* SHORT PROBLEM
Single out the lines that include the word "income". Copy them.

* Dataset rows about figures
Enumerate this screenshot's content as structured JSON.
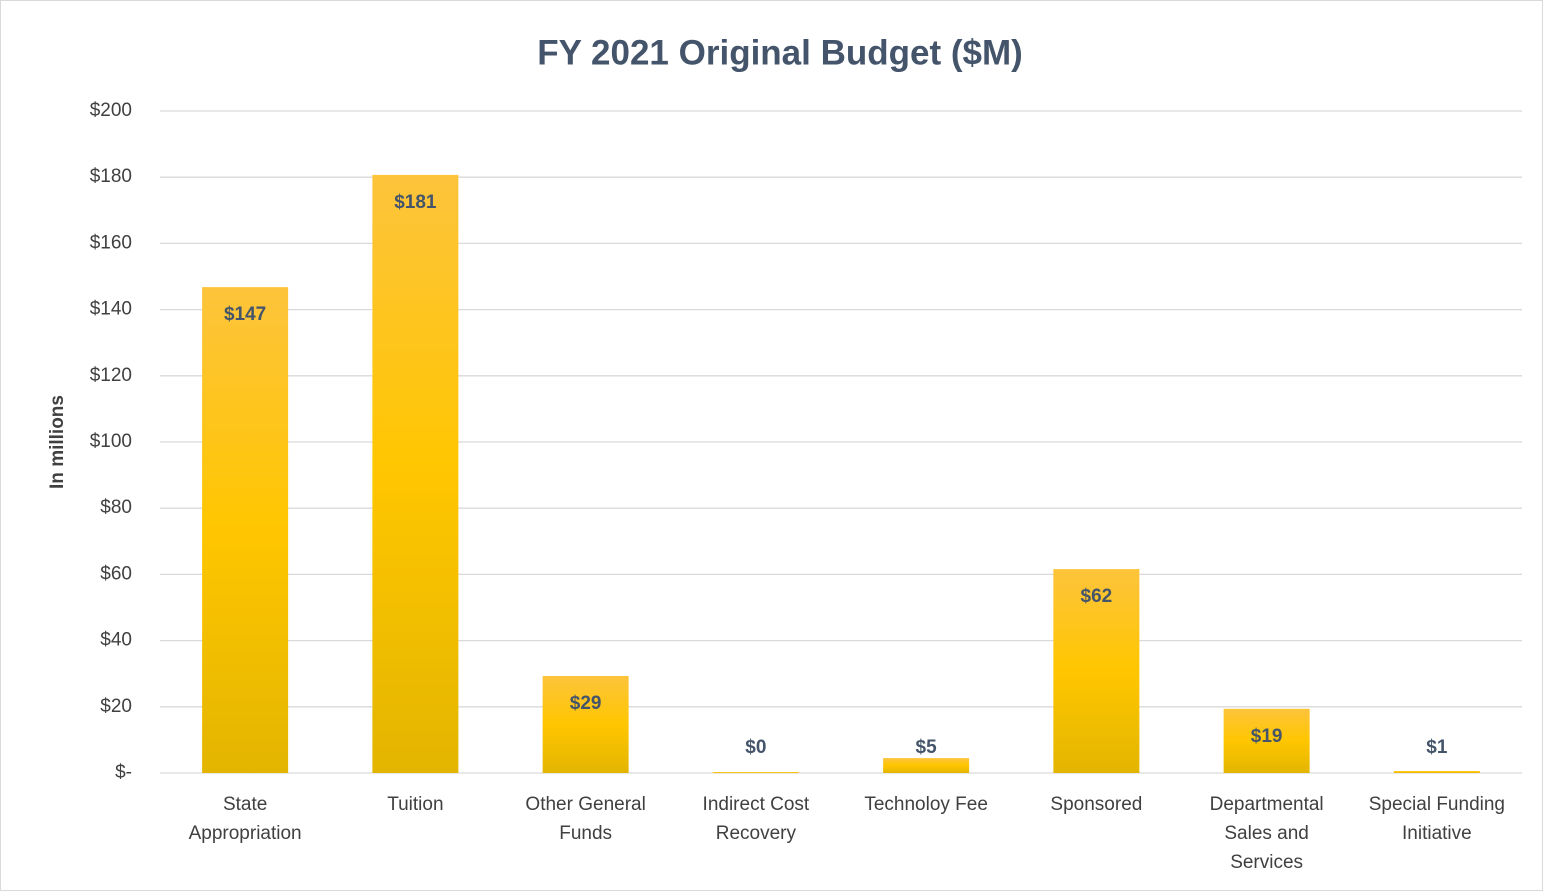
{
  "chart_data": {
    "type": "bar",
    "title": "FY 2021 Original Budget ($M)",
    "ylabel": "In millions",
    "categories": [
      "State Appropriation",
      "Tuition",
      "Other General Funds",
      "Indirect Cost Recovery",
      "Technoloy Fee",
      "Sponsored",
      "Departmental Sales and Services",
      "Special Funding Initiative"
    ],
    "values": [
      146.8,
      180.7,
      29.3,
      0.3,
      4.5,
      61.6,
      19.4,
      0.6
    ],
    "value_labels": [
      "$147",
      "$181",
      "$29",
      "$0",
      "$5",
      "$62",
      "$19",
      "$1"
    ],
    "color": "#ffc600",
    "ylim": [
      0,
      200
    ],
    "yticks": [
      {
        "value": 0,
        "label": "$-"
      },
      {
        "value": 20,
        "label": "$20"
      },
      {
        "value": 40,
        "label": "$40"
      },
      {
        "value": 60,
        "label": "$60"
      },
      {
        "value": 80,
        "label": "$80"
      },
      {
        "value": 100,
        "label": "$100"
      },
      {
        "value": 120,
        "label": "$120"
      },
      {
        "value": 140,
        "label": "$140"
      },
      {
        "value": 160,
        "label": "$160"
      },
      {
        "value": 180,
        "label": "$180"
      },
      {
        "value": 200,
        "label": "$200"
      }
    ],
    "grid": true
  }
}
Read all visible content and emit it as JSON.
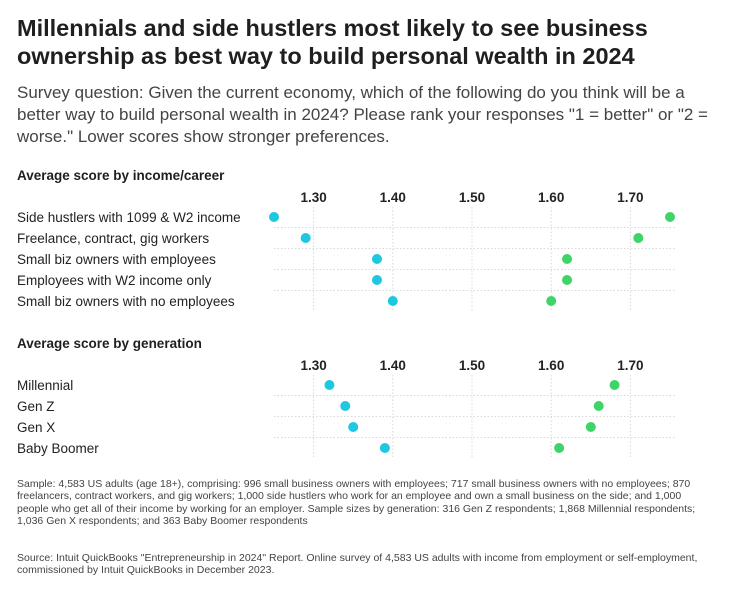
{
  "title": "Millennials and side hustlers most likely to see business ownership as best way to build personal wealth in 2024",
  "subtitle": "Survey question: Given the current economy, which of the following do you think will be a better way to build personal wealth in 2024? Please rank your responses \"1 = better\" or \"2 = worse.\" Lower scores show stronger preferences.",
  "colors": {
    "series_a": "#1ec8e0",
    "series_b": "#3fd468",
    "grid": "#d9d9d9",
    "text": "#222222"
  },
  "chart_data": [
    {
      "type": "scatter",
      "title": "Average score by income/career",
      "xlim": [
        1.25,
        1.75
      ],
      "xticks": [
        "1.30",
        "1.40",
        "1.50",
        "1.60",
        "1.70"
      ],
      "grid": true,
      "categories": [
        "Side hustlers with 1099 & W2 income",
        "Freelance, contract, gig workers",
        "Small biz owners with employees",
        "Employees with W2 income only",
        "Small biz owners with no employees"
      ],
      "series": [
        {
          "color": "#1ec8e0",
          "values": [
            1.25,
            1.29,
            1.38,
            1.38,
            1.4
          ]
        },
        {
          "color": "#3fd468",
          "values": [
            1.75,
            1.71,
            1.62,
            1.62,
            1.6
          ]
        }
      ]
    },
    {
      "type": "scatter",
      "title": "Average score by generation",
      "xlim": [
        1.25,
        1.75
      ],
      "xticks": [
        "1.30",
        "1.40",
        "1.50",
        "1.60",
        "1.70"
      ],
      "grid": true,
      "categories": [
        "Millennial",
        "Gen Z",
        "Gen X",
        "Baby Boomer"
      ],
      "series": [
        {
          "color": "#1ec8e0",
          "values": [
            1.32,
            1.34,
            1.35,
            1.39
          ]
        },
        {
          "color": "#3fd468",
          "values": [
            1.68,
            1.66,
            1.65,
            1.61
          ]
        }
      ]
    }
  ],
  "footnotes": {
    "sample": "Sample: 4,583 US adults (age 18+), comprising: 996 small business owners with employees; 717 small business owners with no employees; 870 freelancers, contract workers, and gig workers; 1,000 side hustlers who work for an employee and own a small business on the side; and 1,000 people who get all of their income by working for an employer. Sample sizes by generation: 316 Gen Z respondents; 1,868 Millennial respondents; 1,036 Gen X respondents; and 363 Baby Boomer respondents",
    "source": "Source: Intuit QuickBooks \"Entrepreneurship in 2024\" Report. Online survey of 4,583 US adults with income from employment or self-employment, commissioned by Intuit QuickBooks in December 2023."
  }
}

* EXERCISE RESULT
      "title": "Average score by income/career",
        "Side hustlers with 1099 & W2 income",
        "Employees with W2 income only",
    "sample": "Sample: 4,583 US adults (age 18+), comprising: 996 small business owners with employees; 717 small business owners with no employees; 870 freelancers, contract workers, and gig workers; 1,000 side hustlers who work for an employee and own a small business on the side; and 1,000 people who get all of their income by working for an employer. Sample sizes by generation: 316 Gen Z respondents; 1,868 Millennial respondents; 1,036 Gen X respondents; and 363 Baby Boomer respondents",
    "source": "Source: Intuit QuickBooks \"Entrepreneurship in 2024\" Report. Online survey of 4,583 US adults with income from employment or self-employment, commissioned by Intuit QuickBooks in December 2023."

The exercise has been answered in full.